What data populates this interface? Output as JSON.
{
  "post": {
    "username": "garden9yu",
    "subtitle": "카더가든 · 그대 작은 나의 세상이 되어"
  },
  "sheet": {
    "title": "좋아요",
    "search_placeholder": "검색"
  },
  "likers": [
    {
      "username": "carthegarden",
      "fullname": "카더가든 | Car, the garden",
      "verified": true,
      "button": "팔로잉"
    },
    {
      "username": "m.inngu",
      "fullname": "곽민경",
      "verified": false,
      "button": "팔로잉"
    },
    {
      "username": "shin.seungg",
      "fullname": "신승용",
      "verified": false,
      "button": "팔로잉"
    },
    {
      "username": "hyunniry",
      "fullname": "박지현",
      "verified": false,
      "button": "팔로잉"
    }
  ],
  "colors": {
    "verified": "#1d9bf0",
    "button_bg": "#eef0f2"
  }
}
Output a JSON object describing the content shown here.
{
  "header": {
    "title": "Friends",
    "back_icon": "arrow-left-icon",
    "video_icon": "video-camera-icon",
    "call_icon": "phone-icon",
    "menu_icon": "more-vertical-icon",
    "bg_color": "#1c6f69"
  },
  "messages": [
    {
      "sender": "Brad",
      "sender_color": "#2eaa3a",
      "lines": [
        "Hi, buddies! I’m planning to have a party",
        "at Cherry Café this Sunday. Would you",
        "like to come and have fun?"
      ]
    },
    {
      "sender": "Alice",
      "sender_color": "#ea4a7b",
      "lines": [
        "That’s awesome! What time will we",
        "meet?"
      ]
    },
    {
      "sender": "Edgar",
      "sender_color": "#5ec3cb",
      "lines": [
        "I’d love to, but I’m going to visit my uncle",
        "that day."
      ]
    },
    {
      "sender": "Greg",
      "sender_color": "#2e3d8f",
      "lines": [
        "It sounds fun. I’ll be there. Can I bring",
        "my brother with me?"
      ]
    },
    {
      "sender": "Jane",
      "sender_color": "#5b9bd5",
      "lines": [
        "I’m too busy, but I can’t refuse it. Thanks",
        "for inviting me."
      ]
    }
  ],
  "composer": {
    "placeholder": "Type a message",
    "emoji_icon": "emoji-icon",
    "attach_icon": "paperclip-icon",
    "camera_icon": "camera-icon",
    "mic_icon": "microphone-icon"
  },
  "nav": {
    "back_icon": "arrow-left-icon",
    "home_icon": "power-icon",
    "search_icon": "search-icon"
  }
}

DO THIS: Here, the records must be output exactly and in full.

IN RESPONSE:
What data populates this interface? Output as JSON.
{
  "post": {
    "username": "garden9yu",
    "subtitle": "카더가든 · 그대 작은 나의 세상이 되어"
  },
  "sheet": {
    "title": "좋아요",
    "search_placeholder": "검색"
  },
  "likers": [
    {
      "username": "carthegarden",
      "fullname": "카더가든 | Car, the garden",
      "verified": true,
      "button": "팔로잉"
    },
    {
      "username": "m.inngu",
      "fullname": "곽민경",
      "verified": false,
      "button": "팔로잉"
    },
    {
      "username": "shin.seungg",
      "fullname": "신승용",
      "verified": false,
      "button": "팔로잉"
    },
    {
      "username": "hyunniry",
      "fullname": "박지현",
      "verified": false,
      "button": "팔로잉"
    }
  ],
  "colors": {
    "verified": "#1d9bf0",
    "button_bg": "#eef0f2"
  }
}
Output a JSON object describing the content shown here.
{
  "header": {
    "title": "Friends",
    "back_icon": "arrow-left-icon",
    "video_icon": "video-camera-icon",
    "call_icon": "phone-icon",
    "menu_icon": "more-vertical-icon",
    "bg_color": "#1c6f69"
  },
  "messages": [
    {
      "sender": "Brad",
      "sender_color": "#2eaa3a",
      "lines": [
        "Hi, buddies! I’m planning to have a party",
        "at Cherry Café this Sunday. Would you",
        "like to come and have fun?"
      ]
    },
    {
      "sender": "Alice",
      "sender_color": "#ea4a7b",
      "lines": [
        "That’s awesome! What time will we",
        "meet?"
      ]
    },
    {
      "sender": "Edgar",
      "sender_color": "#5ec3cb",
      "lines": [
        "I’d love to, but I’m going to visit my uncle",
        "that day."
      ]
    },
    {
      "sender": "Greg",
      "sender_color": "#2e3d8f",
      "lines": [
        "It sounds fun. I’ll be there. Can I bring",
        "my brother with me?"
      ]
    },
    {
      "sender": "Jane",
      "sender_color": "#5b9bd5",
      "lines": [
        "I’m too busy, but I can’t refuse it. Thanks",
        "for inviting me."
      ]
    }
  ],
  "composer": {
    "placeholder": "Type a message",
    "emoji_icon": "emoji-icon",
    "attach_icon": "paperclip-icon",
    "camera_icon": "camera-icon",
    "mic_icon": "microphone-icon"
  },
  "nav": {
    "back_icon": "arrow-left-icon",
    "home_icon": "power-icon",
    "search_icon": "search-icon"
  }
}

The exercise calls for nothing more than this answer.